Transcribe the listing word for word.

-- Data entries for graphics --
────────────────────
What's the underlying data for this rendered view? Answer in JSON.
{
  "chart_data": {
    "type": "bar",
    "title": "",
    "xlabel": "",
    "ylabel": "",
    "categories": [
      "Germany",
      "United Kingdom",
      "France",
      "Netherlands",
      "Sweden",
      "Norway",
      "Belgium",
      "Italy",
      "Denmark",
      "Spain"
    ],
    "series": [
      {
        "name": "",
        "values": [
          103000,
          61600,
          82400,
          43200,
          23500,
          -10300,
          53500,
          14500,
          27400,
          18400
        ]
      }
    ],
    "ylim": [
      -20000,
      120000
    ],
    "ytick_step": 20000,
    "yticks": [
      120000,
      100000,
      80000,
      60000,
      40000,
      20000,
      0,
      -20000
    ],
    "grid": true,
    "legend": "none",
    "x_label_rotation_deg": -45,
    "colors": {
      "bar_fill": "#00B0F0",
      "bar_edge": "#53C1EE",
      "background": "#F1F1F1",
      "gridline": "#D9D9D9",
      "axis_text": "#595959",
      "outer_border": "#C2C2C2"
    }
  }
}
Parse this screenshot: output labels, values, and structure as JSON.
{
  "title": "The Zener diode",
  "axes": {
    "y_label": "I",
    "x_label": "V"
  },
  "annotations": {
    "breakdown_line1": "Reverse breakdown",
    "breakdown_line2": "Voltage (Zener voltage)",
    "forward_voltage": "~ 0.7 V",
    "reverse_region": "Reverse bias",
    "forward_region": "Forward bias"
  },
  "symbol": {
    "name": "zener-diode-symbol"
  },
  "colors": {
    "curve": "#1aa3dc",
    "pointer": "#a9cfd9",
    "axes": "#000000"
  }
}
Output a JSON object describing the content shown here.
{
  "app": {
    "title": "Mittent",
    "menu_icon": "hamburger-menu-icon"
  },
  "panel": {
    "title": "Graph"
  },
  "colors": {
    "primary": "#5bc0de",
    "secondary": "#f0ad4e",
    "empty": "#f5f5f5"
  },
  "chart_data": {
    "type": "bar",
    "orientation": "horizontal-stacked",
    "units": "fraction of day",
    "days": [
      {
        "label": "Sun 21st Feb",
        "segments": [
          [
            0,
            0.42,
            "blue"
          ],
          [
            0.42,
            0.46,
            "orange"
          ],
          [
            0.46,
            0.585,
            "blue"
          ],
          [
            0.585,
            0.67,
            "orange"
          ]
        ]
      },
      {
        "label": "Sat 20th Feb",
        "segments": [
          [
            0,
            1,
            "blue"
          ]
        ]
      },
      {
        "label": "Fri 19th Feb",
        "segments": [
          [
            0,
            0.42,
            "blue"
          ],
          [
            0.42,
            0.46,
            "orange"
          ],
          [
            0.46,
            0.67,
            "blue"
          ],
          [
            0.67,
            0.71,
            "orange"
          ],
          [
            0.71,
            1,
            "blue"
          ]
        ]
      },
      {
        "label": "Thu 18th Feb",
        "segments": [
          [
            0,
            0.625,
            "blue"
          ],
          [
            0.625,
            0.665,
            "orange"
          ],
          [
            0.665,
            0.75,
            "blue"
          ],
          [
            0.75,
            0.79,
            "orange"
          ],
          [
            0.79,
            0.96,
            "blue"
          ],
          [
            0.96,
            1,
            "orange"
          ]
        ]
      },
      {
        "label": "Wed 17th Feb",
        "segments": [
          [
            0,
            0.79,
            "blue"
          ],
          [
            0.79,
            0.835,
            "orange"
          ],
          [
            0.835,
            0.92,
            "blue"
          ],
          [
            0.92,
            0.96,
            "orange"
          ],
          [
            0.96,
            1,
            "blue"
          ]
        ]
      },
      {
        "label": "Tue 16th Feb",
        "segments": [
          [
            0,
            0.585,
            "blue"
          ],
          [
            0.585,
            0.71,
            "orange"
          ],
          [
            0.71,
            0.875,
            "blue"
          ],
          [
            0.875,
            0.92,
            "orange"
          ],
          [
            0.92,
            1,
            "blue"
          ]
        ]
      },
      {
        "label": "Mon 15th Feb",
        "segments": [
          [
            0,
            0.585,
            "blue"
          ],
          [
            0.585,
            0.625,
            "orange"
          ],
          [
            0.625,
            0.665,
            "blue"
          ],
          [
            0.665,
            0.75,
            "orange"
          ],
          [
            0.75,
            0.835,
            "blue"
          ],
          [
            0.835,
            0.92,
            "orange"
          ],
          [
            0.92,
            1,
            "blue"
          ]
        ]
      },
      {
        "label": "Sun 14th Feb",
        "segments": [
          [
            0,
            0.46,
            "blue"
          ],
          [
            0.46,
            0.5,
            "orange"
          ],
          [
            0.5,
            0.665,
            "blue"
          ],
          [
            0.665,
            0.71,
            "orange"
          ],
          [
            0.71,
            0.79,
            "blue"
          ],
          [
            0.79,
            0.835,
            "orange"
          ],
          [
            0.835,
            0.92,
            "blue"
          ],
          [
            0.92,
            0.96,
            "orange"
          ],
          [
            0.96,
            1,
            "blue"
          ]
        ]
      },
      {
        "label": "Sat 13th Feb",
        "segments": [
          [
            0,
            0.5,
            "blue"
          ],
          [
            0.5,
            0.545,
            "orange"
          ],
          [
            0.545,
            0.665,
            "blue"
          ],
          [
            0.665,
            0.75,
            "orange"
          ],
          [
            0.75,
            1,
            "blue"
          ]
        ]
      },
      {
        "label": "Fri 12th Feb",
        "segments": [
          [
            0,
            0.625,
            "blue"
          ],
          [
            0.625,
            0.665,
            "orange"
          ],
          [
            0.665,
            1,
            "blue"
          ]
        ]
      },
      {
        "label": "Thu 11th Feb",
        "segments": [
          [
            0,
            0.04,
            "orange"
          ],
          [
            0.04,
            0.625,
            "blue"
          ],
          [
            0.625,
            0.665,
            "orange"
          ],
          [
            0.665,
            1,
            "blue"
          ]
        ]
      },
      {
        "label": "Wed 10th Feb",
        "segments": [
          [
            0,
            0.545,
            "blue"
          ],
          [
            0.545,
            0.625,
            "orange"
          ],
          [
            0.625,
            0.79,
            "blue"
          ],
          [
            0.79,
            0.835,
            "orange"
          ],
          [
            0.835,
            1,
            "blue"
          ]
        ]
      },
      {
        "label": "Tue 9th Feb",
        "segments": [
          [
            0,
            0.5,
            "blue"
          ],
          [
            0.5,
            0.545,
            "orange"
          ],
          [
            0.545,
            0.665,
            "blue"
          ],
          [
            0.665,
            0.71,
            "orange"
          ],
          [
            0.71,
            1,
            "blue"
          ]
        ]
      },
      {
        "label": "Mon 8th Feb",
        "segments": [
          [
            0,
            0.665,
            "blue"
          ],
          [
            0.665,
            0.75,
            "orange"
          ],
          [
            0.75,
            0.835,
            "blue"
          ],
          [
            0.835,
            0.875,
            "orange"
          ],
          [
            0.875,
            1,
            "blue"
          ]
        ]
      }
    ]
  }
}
────────────────────
-- ANSWER --
What's the underlying data for this rendered view? Answer in JSON.
{
  "chart_data": {
    "type": "bar",
    "title": "",
    "xlabel": "",
    "ylabel": "",
    "categories": [
      "Germany",
      "United Kingdom",
      "France",
      "Netherlands",
      "Sweden",
      "Norway",
      "Belgium",
      "Italy",
      "Denmark",
      "Spain"
    ],
    "series": [
      {
        "name": "",
        "values": [
          103000,
          61600,
          82400,
          43200,
          23500,
          -10300,
          53500,
          14500,
          27400,
          18400
        ]
      }
    ],
    "ylim": [
      -20000,
      120000
    ],
    "ytick_step": 20000,
    "yticks": [
      120000,
      100000,
      80000,
      60000,
      40000,
      20000,
      0,
      -20000
    ],
    "grid": true,
    "legend": "none",
    "x_label_rotation_deg": -45,
    "colors": {
      "bar_fill": "#00B0F0",
      "bar_edge": "#53C1EE",
      "background": "#F1F1F1",
      "gridline": "#D9D9D9",
      "axis_text": "#595959",
      "outer_border": "#C2C2C2"
    }
  }
}
Parse this screenshot: output labels, values, and structure as JSON.
{
  "title": "The Zener diode",
  "axes": {
    "y_label": "I",
    "x_label": "V"
  },
  "annotations": {
    "breakdown_line1": "Reverse breakdown",
    "breakdown_line2": "Voltage (Zener voltage)",
    "forward_voltage": "~ 0.7 V",
    "reverse_region": "Reverse bias",
    "forward_region": "Forward bias"
  },
  "symbol": {
    "name": "zener-diode-symbol"
  },
  "colors": {
    "curve": "#1aa3dc",
    "pointer": "#a9cfd9",
    "axes": "#000000"
  }
}
Output a JSON object describing the content shown here.
{
  "app": {
    "title": "Mittent",
    "menu_icon": "hamburger-menu-icon"
  },
  "panel": {
    "title": "Graph"
  },
  "colors": {
    "primary": "#5bc0de",
    "secondary": "#f0ad4e",
    "empty": "#f5f5f5"
  },
  "chart_data": {
    "type": "bar",
    "orientation": "horizontal-stacked",
    "units": "fraction of day",
    "days": [
      {
        "label": "Sun 21st Feb",
        "segments": [
          [
            0,
            0.42,
            "blue"
          ],
          [
            0.42,
            0.46,
            "orange"
          ],
          [
            0.46,
            0.585,
            "blue"
          ],
          [
            0.585,
            0.67,
            "orange"
          ]
        ]
      },
      {
        "label": "Sat 20th Feb",
        "segments": [
          [
            0,
            1,
            "blue"
          ]
        ]
      },
      {
        "label": "Fri 19th Feb",
        "segments": [
          [
            0,
            0.42,
            "blue"
          ],
          [
            0.42,
            0.46,
            "orange"
          ],
          [
            0.46,
            0.67,
            "blue"
          ],
          [
            0.67,
            0.71,
            "orange"
          ],
          [
            0.71,
            1,
            "blue"
          ]
        ]
      },
      {
        "label": "Thu 18th Feb",
        "segments": [
          [
            0,
            0.625,
            "blue"
          ],
          [
            0.625,
            0.665,
            "orange"
          ],
          [
            0.665,
            0.75,
            "blue"
          ],
          [
            0.75,
            0.79,
            "orange"
          ],
          [
            0.79,
            0.96,
            "blue"
          ],
          [
            0.96,
            1,
            "orange"
          ]
        ]
      },
      {
        "label": "Wed 17th Feb",
        "segments": [
          [
            0,
            0.79,
            "blue"
          ],
          [
            0.79,
            0.835,
            "orange"
          ],
          [
            0.835,
            0.92,
            "blue"
          ],
          [
            0.92,
            0.96,
            "orange"
          ],
          [
            0.96,
            1,
            "blue"
          ]
        ]
      },
      {
        "label": "Tue 16th Feb",
        "segments": [
          [
            0,
            0.585,
            "blue"
          ],
          [
            0.585,
            0.71,
            "orange"
          ],
          [
            0.71,
            0.875,
            "blue"
          ],
          [
            0.875,
            0.92,
            "orange"
          ],
          [
            0.92,
            1,
            "blue"
          ]
        ]
      },
      {
        "label": "Mon 15th Feb",
        "segments": [
          [
            0,
            0.585,
            "blue"
          ],
          [
            0.585,
            0.625,
            "orange"
          ],
          [
            0.625,
            0.665,
            "blue"
          ],
          [
            0.665,
            0.75,
            "orange"
          ],
          [
            0.75,
            0.835,
            "blue"
          ],
          [
            0.835,
            0.92,
            "orange"
          ],
          [
            0.92,
            1,
            "blue"
          ]
        ]
      },
      {
        "label": "Sun 14th Feb",
        "segments": [
          [
            0,
            0.46,
            "blue"
          ],
          [
            0.46,
            0.5,
            "orange"
          ],
          [
            0.5,
            0.665,
            "blue"
          ],
          [
            0.665,
            0.71,
            "orange"
          ],
          [
            0.71,
            0.79,
            "blue"
          ],
          [
            0.79,
            0.835,
            "orange"
          ],
          [
            0.835,
            0.92,
            "blue"
          ],
          [
            0.92,
            0.96,
            "orange"
          ],
          [
            0.96,
            1,
            "blue"
          ]
        ]
      },
      {
        "label": "Sat 13th Feb",
        "segments": [
          [
            0,
            0.5,
            "blue"
          ],
          [
            0.5,
            0.545,
            "orange"
          ],
          [
            0.545,
            0.665,
            "blue"
          ],
          [
            0.665,
            0.75,
            "orange"
          ],
          [
            0.75,
            1,
            "blue"
          ]
        ]
      },
      {
        "label": "Fri 12th Feb",
        "segments": [
          [
            0,
            0.625,
            "blue"
          ],
          [
            0.625,
            0.665,
            "orange"
          ],
          [
            0.665,
            1,
            "blue"
          ]
        ]
      },
      {
        "label": "Thu 11th Feb",
        "segments": [
          [
            0,
            0.04,
            "orange"
          ],
          [
            0.04,
            0.625,
            "blue"
          ],
          [
            0.625,
            0.665,
            "orange"
          ],
          [
            0.665,
            1,
            "blue"
          ]
        ]
      },
      {
        "label": "Wed 10th Feb",
        "segments": [
          [
            0,
            0.545,
            "blue"
          ],
          [
            0.545,
            0.625,
            "orange"
          ],
          [
            0.625,
            0.79,
            "blue"
          ],
          [
            0.79,
            0.835,
            "orange"
          ],
          [
            0.835,
            1,
            "blue"
          ]
        ]
      },
      {
        "label": "Tue 9th Feb",
        "segments": [
          [
            0,
            0.5,
            "blue"
          ],
          [
            0.5,
            0.545,
            "orange"
          ],
          [
            0.545,
            0.665,
            "blue"
          ],
          [
            0.665,
            0.71,
            "orange"
          ],
          [
            0.71,
            1,
            "blue"
          ]
        ]
      },
      {
        "label": "Mon 8th Feb",
        "segments": [
          [
            0,
            0.665,
            "blue"
          ],
          [
            0.665,
            0.75,
            "orange"
          ],
          [
            0.75,
            0.835,
            "blue"
          ],
          [
            0.835,
            0.875,
            "orange"
          ],
          [
            0.875,
            1,
            "blue"
          ]
        ]
      }
    ]
  }
}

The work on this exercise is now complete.